** BEGIN Supplied material **

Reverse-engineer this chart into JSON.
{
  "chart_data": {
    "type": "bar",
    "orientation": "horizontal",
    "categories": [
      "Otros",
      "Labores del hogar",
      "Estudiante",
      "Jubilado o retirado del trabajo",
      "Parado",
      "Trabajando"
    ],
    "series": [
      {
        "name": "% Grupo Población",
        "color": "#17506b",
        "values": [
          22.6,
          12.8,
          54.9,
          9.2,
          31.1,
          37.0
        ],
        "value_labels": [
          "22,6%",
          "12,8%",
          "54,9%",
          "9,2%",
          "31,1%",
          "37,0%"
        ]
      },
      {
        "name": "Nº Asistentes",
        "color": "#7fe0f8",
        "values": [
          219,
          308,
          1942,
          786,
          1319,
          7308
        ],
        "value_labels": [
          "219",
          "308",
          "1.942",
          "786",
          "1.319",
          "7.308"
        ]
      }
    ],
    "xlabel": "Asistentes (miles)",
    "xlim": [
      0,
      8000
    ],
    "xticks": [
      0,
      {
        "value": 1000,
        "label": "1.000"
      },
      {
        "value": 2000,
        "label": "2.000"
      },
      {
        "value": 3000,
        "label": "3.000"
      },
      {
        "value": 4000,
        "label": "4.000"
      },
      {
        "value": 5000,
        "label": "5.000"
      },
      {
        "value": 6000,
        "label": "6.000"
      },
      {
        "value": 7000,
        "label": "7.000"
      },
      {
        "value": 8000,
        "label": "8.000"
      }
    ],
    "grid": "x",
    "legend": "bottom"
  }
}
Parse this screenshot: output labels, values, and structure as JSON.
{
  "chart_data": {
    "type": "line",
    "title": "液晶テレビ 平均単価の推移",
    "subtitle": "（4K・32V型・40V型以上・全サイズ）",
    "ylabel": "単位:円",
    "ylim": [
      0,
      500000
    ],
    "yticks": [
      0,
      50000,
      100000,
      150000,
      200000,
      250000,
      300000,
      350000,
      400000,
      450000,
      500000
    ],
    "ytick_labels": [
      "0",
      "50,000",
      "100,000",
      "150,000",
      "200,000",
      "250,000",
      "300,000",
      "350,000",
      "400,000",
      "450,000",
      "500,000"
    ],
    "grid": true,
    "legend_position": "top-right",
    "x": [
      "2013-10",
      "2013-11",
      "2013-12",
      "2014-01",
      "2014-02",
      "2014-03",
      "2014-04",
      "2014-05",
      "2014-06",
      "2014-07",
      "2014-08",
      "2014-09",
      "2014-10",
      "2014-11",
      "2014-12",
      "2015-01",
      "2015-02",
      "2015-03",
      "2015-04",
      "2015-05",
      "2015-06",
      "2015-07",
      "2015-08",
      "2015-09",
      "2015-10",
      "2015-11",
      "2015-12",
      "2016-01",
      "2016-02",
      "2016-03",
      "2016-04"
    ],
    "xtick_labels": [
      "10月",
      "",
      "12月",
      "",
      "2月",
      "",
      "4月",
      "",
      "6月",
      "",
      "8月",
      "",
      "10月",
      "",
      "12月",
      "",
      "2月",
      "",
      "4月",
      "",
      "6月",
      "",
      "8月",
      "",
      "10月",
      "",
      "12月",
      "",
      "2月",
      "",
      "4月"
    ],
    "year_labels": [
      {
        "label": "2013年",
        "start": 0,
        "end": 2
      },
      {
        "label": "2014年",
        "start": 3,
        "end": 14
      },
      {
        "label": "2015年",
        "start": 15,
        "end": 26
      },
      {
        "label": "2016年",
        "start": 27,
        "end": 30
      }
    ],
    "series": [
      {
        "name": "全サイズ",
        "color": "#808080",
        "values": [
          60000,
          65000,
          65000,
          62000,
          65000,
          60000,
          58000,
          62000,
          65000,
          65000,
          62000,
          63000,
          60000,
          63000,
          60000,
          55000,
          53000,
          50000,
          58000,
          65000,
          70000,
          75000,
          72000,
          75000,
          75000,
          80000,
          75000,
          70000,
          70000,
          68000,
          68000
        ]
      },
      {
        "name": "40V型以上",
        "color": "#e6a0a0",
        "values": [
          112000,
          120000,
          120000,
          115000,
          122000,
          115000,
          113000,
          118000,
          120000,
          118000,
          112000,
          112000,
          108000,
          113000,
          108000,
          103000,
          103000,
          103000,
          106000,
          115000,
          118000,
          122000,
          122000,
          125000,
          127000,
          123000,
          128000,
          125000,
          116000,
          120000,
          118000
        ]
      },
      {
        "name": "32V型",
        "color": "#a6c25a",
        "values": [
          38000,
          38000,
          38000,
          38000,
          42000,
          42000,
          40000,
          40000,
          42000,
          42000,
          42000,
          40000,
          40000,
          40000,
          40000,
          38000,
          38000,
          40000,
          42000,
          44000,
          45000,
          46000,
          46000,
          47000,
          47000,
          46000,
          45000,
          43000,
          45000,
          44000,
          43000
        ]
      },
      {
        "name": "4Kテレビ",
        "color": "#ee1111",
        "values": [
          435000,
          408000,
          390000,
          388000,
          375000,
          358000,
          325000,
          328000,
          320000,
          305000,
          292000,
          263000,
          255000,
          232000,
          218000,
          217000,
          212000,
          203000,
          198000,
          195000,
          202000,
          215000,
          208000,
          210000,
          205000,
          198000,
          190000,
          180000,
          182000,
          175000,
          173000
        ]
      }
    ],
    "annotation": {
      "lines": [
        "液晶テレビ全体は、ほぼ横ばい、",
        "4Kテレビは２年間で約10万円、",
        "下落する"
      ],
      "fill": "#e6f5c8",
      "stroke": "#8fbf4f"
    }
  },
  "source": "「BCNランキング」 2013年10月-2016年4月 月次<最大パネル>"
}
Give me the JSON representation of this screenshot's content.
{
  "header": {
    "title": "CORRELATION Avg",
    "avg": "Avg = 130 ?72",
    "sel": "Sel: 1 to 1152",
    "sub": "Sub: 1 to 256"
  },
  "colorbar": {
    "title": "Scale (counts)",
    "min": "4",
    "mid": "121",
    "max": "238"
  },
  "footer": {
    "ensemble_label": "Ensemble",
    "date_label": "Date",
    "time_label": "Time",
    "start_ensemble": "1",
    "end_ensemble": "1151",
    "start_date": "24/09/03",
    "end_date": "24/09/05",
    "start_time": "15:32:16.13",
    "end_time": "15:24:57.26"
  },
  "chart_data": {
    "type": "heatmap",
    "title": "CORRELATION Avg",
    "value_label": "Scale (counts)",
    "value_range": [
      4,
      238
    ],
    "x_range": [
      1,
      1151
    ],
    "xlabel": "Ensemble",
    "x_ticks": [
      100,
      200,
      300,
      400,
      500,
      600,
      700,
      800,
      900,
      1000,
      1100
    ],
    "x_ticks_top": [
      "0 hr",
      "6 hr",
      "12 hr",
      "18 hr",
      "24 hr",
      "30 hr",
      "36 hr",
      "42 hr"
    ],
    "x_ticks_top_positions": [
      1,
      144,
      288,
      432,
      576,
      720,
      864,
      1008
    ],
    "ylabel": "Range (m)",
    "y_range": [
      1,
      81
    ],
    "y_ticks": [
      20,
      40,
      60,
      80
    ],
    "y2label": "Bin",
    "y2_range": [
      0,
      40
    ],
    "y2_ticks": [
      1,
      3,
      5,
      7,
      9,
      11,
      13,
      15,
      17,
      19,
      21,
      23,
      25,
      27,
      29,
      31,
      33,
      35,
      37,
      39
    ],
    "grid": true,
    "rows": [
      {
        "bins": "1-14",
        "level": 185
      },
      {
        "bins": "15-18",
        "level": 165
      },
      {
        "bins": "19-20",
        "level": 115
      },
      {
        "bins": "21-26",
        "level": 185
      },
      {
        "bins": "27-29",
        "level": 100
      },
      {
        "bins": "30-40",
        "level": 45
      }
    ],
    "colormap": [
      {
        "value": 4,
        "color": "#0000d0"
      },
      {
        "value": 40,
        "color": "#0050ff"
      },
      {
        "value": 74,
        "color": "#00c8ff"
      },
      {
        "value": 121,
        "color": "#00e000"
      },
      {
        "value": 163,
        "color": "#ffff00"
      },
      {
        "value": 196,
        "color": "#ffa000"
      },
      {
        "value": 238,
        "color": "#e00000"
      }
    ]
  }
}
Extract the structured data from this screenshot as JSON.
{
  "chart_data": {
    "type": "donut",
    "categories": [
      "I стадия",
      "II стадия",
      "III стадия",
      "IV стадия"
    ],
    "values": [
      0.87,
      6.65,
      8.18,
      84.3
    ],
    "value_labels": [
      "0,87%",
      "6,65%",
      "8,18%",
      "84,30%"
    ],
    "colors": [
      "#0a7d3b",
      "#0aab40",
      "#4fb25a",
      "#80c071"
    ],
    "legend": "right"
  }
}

** END Supplied material **

Your task => In the entries above, identify each line that includes the string "this", then copy it.

Answer to the task =>
Reverse-engineer this chart into JSON.
Parse this screenshot: output labels, values, and structure as JSON.
Give me the JSON representation of this screenshot's content.
Extract the structured data from this screenshot as JSON.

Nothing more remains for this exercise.